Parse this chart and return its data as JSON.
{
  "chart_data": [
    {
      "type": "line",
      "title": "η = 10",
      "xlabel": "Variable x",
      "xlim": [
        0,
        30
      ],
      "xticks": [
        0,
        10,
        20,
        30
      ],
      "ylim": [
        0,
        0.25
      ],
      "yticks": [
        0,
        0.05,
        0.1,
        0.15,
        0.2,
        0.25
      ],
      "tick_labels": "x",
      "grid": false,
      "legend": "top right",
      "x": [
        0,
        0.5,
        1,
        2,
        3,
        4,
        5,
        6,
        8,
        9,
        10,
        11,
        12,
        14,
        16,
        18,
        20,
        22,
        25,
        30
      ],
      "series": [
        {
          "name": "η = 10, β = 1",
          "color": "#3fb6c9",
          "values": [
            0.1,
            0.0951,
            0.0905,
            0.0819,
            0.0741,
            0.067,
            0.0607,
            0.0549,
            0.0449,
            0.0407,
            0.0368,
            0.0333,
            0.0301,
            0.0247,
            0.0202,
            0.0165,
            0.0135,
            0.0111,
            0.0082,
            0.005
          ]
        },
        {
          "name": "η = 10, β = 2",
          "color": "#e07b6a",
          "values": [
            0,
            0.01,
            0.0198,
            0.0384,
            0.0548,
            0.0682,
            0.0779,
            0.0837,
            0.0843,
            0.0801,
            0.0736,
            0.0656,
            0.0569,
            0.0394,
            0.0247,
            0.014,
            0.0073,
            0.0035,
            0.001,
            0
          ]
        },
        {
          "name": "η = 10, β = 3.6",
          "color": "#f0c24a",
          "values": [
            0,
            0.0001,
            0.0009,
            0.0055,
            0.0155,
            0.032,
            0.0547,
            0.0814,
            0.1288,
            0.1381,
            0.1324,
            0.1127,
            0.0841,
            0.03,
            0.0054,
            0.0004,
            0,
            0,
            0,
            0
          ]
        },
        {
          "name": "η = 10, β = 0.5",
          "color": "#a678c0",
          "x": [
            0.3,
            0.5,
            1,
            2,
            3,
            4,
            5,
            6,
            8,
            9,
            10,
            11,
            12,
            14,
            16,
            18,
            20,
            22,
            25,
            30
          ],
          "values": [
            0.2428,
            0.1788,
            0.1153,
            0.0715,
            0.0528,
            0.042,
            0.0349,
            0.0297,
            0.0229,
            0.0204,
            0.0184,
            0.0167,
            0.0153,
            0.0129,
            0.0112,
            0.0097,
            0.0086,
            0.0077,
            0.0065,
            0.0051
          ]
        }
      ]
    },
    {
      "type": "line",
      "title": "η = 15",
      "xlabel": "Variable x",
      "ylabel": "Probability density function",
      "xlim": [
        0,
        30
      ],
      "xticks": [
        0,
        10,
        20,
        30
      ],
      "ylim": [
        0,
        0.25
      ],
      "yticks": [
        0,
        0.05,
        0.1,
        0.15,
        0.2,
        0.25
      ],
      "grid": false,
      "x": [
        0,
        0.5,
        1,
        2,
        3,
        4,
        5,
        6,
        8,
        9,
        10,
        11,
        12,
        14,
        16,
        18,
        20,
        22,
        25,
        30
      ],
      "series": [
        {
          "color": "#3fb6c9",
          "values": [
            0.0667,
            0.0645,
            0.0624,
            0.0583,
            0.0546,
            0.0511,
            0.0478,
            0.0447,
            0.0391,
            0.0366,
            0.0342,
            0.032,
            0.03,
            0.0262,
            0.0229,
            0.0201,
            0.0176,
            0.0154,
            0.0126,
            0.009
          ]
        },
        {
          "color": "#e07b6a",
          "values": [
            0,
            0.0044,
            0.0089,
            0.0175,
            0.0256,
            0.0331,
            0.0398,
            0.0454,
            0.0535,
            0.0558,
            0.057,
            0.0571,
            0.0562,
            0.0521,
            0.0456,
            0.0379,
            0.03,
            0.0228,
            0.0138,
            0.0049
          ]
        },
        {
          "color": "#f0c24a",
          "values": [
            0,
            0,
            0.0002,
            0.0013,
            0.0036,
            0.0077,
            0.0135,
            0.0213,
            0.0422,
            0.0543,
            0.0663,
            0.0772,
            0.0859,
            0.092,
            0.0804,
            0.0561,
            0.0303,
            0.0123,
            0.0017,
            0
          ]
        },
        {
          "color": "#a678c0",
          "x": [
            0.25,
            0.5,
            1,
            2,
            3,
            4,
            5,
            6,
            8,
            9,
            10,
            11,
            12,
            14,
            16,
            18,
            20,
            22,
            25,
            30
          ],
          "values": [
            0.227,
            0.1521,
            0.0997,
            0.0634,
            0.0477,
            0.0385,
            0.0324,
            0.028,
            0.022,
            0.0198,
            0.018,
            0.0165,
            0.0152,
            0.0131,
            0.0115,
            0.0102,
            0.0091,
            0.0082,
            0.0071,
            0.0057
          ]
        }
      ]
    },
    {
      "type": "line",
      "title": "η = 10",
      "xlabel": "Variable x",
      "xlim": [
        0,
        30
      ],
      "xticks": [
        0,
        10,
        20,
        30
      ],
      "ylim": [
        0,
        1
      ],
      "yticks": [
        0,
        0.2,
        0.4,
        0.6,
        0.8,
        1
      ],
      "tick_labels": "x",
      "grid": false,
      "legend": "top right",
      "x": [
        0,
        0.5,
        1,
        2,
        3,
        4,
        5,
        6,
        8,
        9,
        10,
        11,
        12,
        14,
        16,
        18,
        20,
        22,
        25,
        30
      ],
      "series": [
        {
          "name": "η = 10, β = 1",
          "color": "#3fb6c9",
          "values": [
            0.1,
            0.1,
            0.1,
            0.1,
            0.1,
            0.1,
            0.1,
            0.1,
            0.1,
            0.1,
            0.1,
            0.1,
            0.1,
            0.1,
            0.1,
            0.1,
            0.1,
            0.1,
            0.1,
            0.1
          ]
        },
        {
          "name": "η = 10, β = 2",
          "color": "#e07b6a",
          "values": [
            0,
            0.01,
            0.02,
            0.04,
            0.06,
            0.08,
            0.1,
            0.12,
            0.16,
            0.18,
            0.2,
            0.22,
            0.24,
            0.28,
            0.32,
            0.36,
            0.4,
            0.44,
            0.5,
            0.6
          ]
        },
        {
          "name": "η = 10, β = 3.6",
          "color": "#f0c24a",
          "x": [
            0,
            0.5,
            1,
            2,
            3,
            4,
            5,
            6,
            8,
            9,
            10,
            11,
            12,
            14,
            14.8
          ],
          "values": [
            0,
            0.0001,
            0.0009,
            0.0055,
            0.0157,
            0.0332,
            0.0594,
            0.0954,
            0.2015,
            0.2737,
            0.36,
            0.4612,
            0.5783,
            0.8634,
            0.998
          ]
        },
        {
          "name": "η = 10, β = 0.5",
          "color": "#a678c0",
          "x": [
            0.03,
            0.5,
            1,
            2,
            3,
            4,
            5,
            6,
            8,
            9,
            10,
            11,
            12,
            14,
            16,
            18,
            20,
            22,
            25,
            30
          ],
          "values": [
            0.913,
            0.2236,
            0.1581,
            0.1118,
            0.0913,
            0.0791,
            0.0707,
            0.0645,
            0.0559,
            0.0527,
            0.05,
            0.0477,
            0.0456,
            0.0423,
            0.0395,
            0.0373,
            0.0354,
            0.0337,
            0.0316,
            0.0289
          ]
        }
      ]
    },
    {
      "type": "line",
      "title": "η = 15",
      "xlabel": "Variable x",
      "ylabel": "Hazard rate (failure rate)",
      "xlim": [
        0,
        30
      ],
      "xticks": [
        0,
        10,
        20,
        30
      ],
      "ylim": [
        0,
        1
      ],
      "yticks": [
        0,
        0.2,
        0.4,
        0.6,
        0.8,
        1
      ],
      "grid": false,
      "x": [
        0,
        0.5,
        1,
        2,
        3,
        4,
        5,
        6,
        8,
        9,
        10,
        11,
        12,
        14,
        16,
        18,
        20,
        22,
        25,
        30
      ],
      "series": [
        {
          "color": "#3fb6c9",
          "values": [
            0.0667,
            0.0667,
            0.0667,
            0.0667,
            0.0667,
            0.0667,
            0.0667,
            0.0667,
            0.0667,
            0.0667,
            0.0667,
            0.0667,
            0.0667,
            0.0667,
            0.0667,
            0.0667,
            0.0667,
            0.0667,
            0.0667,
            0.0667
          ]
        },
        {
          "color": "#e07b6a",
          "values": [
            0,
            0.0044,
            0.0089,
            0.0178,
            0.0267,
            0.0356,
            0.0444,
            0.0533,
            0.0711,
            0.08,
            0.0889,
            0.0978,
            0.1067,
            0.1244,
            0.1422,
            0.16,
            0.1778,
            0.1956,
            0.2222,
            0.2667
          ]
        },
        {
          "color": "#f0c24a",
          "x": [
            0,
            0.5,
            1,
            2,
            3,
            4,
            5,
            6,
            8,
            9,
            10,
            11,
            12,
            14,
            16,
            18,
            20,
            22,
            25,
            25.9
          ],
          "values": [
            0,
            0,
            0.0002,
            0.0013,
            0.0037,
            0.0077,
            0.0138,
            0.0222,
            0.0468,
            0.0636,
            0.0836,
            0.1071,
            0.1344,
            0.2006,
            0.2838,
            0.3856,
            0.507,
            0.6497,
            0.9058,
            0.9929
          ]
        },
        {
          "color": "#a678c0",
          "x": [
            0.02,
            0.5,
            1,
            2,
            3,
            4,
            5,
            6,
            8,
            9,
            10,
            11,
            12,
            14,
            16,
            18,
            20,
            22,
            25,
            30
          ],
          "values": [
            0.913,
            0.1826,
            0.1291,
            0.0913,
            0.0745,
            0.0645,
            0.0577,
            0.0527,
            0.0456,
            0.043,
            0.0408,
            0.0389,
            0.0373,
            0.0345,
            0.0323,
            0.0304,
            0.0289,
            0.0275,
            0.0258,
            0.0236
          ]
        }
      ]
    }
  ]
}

———

STATED EXERCISE ->
List each line of the records that holds the string "ylabel".

SOLVED PROBLEM ->
      "ylabel": "Probability density function",
      "ylabel": "Hazard rate (failure rate)",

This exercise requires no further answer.